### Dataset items
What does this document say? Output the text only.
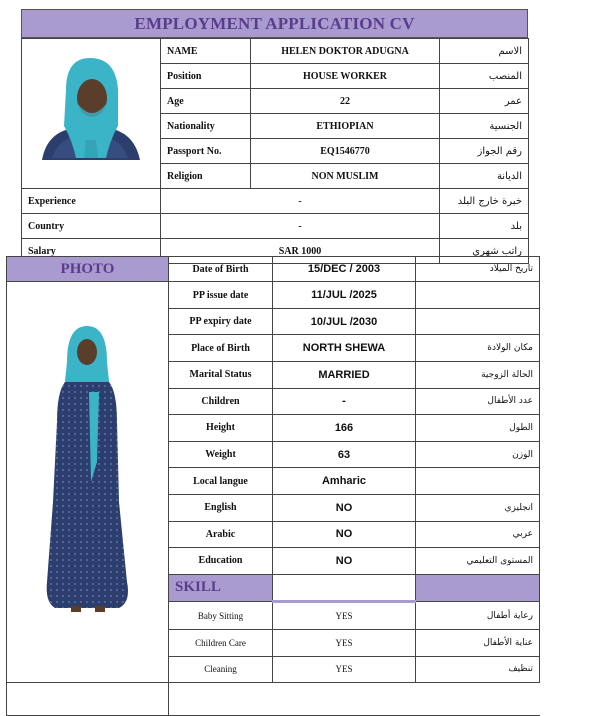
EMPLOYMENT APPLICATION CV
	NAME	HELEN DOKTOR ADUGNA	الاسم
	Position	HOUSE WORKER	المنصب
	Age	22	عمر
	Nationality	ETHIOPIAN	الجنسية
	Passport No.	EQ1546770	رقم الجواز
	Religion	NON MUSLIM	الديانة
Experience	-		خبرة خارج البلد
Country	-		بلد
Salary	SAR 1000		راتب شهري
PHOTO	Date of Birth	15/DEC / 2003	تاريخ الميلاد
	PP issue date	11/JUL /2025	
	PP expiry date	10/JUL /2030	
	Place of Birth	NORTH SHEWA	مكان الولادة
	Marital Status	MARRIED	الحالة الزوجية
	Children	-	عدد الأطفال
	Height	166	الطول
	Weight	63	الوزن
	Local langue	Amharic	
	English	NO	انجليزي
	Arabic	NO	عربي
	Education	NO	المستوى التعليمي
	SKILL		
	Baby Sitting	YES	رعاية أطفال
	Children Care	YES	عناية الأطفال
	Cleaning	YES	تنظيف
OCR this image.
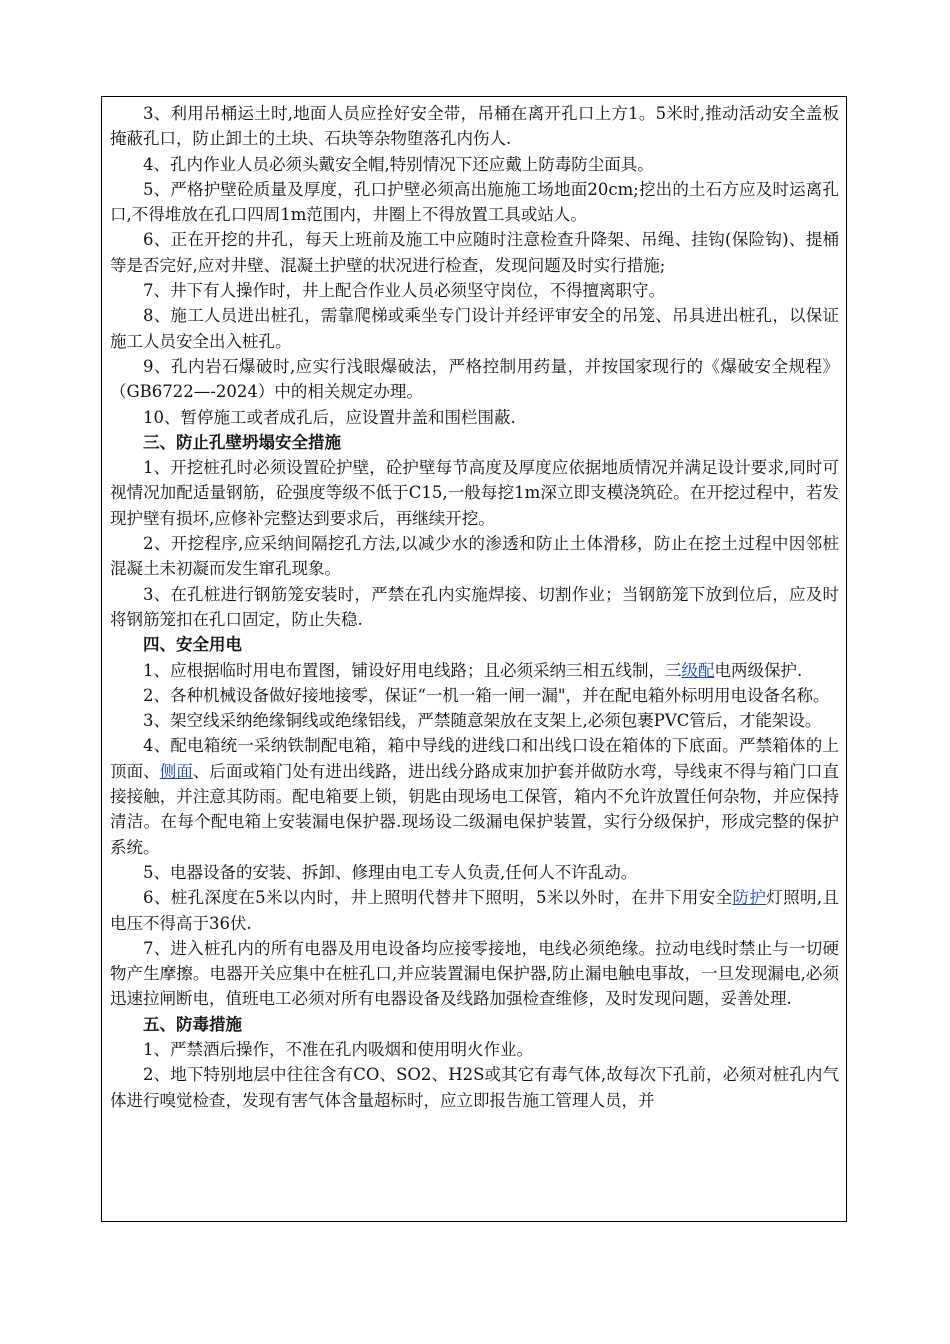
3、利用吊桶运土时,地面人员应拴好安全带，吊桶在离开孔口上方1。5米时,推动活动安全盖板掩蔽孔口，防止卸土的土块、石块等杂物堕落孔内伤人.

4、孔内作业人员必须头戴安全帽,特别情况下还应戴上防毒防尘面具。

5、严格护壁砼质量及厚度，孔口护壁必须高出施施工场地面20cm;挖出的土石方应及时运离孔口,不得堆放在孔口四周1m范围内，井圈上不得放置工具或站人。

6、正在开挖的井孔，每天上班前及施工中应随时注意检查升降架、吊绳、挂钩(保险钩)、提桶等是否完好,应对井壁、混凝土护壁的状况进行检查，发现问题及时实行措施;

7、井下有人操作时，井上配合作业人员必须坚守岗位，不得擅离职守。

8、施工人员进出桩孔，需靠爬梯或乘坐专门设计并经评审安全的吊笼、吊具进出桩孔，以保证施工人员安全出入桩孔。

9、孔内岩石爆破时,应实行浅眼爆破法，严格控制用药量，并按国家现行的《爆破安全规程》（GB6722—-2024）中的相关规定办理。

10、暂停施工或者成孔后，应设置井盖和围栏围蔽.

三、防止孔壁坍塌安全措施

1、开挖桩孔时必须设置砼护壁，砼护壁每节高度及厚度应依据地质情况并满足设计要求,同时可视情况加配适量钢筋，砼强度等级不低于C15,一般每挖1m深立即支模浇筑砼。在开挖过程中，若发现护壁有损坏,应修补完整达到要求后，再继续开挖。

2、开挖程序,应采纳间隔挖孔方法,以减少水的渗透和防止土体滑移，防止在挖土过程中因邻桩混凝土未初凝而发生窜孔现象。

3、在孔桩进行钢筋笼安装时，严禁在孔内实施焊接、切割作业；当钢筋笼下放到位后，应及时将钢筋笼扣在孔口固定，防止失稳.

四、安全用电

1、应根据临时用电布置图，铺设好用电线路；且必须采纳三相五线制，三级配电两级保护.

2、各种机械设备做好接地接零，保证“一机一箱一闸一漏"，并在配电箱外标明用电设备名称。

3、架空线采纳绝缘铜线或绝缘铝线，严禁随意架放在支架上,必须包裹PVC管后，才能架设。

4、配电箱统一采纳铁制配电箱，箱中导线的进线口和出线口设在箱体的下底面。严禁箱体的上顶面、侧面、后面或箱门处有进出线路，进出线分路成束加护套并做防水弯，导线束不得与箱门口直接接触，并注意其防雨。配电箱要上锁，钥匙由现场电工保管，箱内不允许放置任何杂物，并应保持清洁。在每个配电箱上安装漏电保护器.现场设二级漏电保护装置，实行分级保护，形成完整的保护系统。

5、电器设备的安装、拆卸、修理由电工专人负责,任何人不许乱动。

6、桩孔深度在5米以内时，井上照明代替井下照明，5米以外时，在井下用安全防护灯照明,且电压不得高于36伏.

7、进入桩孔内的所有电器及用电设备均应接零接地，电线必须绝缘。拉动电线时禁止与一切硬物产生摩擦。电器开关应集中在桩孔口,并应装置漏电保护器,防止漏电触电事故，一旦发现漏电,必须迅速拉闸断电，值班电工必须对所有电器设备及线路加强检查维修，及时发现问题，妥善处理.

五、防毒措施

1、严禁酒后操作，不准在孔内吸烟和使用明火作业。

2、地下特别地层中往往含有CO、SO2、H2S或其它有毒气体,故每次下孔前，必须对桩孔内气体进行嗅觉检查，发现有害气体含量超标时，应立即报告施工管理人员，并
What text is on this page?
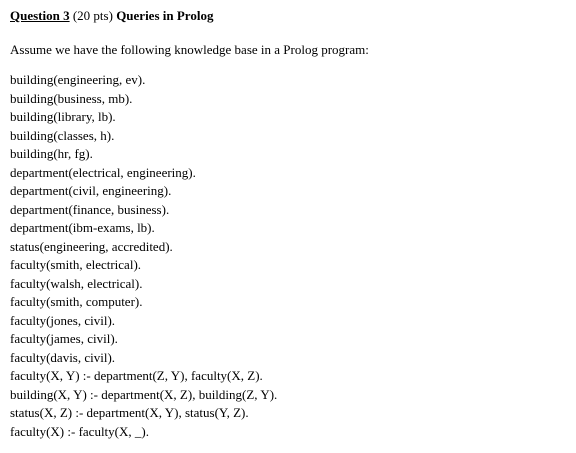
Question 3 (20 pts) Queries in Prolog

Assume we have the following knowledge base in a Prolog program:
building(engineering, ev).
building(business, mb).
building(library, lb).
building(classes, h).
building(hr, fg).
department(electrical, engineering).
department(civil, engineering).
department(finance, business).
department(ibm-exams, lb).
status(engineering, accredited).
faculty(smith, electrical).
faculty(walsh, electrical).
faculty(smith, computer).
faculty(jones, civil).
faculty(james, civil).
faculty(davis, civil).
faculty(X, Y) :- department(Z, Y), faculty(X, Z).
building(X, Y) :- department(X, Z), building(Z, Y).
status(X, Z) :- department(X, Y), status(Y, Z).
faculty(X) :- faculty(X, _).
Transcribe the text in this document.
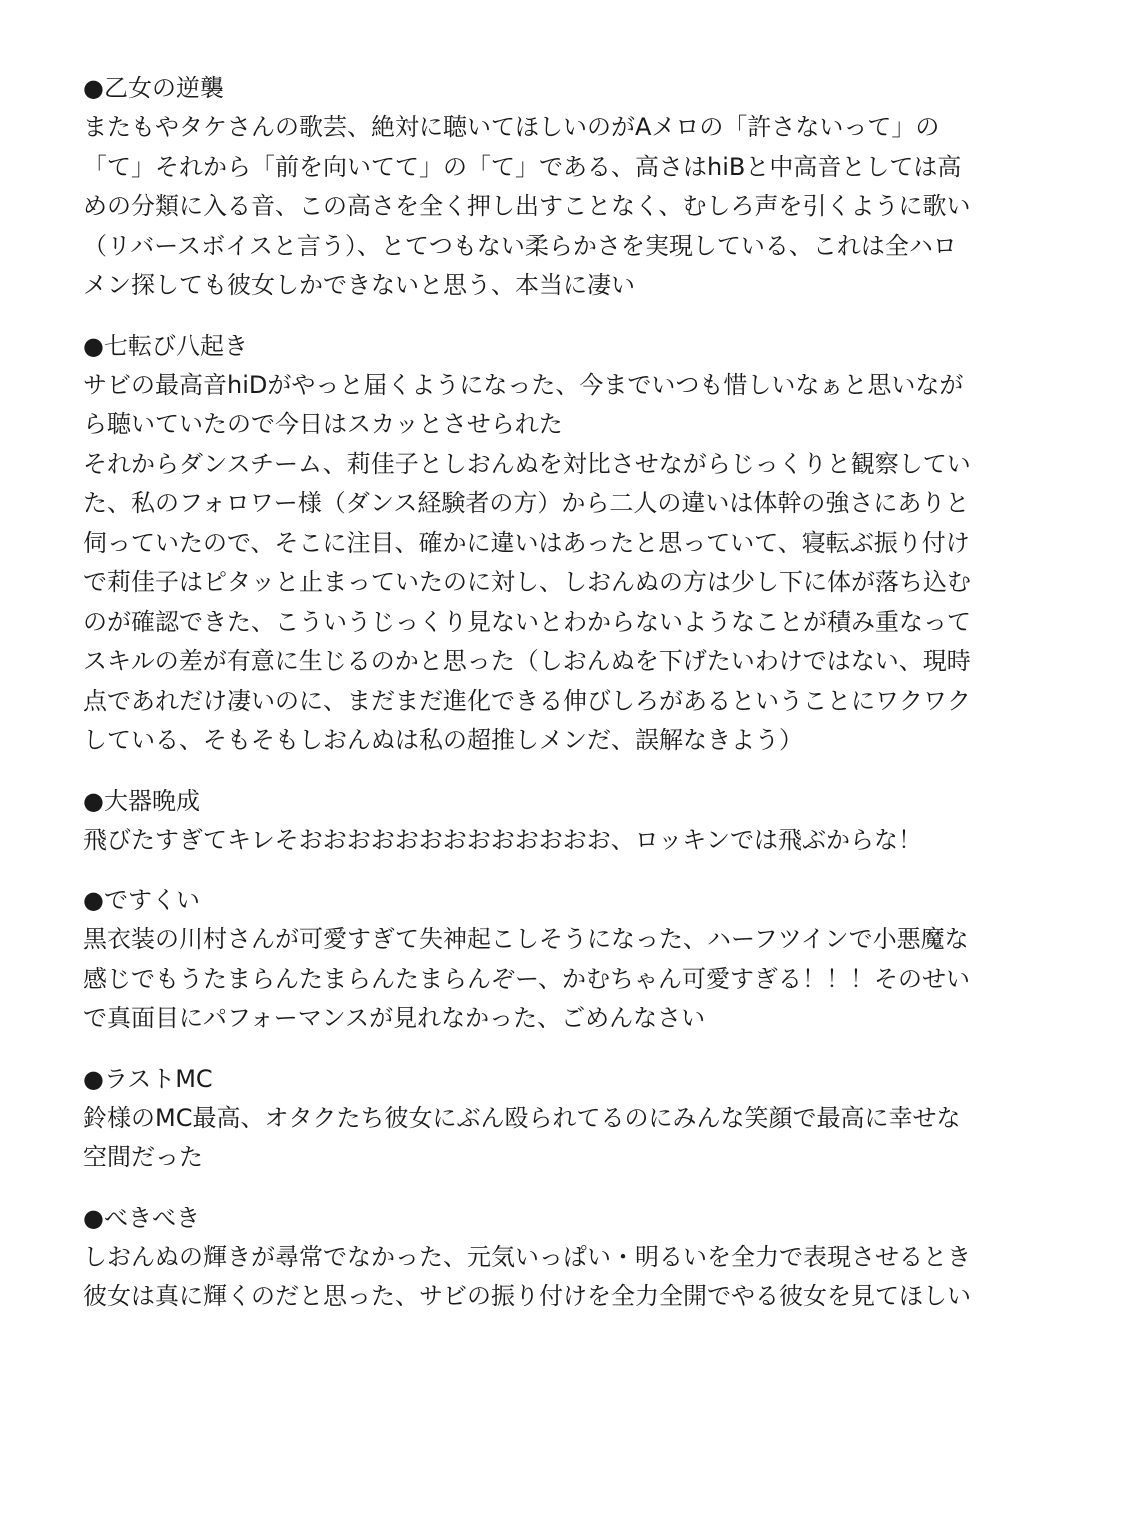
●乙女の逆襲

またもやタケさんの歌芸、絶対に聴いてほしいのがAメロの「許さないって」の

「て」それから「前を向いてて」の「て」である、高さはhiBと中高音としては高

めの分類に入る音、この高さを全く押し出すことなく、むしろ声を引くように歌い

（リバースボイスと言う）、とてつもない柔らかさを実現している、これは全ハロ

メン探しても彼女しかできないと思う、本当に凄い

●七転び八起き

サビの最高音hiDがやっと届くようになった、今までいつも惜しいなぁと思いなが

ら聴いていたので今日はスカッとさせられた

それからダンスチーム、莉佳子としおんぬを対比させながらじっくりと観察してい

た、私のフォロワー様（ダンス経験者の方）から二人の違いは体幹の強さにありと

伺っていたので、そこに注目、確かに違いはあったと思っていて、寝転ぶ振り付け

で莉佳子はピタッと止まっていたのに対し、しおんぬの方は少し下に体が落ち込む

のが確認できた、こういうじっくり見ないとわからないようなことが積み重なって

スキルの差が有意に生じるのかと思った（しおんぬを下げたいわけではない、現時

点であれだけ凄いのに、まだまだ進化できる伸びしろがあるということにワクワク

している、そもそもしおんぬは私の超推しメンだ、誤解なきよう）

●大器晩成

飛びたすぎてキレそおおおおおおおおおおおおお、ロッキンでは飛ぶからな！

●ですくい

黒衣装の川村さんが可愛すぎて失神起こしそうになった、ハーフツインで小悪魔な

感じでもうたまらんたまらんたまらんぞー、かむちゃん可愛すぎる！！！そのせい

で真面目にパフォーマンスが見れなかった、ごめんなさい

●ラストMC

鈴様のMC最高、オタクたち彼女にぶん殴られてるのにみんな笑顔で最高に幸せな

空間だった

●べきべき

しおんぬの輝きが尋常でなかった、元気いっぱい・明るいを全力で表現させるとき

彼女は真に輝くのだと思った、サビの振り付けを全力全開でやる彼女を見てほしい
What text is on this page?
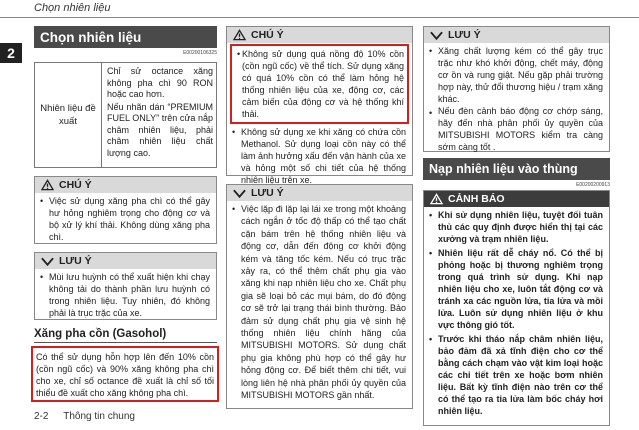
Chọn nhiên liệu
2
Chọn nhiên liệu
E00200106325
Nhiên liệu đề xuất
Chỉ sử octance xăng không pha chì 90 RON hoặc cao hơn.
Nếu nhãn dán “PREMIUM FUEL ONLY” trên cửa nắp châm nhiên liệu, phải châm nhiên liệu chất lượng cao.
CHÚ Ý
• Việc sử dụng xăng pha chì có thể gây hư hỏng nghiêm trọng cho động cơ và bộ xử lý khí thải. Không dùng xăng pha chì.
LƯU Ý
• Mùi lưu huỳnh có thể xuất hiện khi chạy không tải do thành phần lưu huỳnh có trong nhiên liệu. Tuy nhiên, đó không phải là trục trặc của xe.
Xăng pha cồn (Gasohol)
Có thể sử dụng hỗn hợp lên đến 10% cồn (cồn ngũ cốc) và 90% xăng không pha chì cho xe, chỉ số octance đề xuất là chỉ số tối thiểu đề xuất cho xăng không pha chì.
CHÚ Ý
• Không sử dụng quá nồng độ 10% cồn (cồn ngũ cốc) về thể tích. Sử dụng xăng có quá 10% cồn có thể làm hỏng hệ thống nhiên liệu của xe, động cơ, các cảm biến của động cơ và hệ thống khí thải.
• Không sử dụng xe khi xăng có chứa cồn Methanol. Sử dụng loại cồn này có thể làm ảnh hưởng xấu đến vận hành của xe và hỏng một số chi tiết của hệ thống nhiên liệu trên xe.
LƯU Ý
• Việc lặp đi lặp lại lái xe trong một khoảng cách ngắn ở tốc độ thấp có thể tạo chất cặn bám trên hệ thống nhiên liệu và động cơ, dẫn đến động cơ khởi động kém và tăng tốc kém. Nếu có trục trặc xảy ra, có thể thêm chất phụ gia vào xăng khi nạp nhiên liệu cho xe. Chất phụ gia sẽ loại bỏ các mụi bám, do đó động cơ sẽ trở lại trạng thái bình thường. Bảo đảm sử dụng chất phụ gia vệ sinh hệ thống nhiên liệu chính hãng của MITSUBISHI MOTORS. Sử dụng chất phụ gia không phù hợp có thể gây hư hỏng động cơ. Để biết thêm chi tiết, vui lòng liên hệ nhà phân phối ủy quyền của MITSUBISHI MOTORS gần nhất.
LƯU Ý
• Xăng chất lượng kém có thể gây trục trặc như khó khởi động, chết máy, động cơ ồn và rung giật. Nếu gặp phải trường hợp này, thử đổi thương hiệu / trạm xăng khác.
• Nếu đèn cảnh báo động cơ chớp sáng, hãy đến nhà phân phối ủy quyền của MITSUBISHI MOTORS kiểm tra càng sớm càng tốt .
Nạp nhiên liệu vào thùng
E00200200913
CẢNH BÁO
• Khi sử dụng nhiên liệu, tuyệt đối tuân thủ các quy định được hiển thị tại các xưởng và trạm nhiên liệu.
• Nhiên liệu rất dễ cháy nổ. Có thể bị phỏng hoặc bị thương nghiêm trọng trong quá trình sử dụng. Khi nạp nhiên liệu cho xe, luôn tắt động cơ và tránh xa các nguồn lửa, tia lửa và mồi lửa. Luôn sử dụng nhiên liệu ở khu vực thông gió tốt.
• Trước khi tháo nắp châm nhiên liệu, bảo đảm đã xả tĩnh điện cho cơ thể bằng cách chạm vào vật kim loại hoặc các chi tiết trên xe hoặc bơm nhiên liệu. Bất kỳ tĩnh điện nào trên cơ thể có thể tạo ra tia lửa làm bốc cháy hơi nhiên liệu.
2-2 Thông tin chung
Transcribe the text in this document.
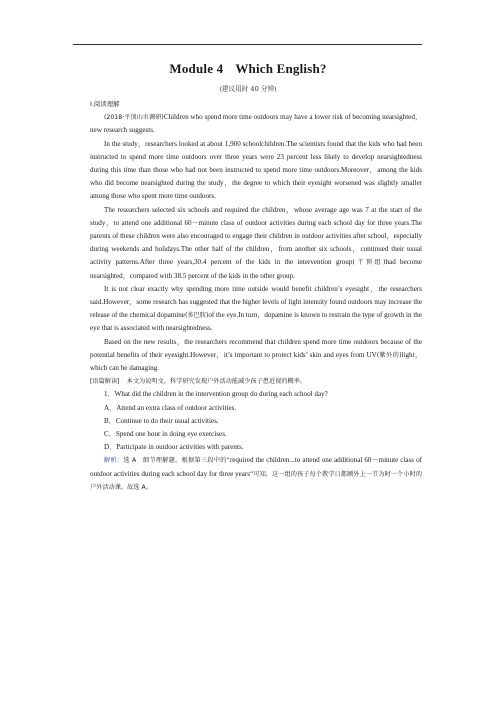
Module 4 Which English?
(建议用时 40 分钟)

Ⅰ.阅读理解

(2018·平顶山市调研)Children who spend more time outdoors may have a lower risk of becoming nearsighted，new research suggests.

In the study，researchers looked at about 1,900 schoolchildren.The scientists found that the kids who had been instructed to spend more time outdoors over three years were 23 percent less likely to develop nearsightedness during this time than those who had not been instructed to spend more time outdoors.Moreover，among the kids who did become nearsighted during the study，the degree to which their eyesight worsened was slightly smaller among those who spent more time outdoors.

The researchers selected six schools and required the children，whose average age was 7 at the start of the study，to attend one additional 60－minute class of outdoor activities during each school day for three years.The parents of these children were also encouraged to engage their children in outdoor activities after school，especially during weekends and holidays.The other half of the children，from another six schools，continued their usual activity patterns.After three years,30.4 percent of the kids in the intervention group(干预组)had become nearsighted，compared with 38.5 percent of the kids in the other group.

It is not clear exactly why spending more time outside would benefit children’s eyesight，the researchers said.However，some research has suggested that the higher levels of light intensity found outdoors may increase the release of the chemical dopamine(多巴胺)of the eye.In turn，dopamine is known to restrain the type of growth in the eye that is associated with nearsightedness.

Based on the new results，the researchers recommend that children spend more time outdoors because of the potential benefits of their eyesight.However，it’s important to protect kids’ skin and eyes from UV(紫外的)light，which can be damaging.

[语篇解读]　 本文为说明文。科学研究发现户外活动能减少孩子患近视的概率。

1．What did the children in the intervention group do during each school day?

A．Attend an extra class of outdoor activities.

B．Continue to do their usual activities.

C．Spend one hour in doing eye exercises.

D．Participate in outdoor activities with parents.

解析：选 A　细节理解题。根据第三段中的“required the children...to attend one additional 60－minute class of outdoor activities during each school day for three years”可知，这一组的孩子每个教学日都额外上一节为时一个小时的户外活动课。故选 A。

### Your instructions
What number of lines in the records contain the word "building"? Answer with that number alone.

### Result for this exercise
6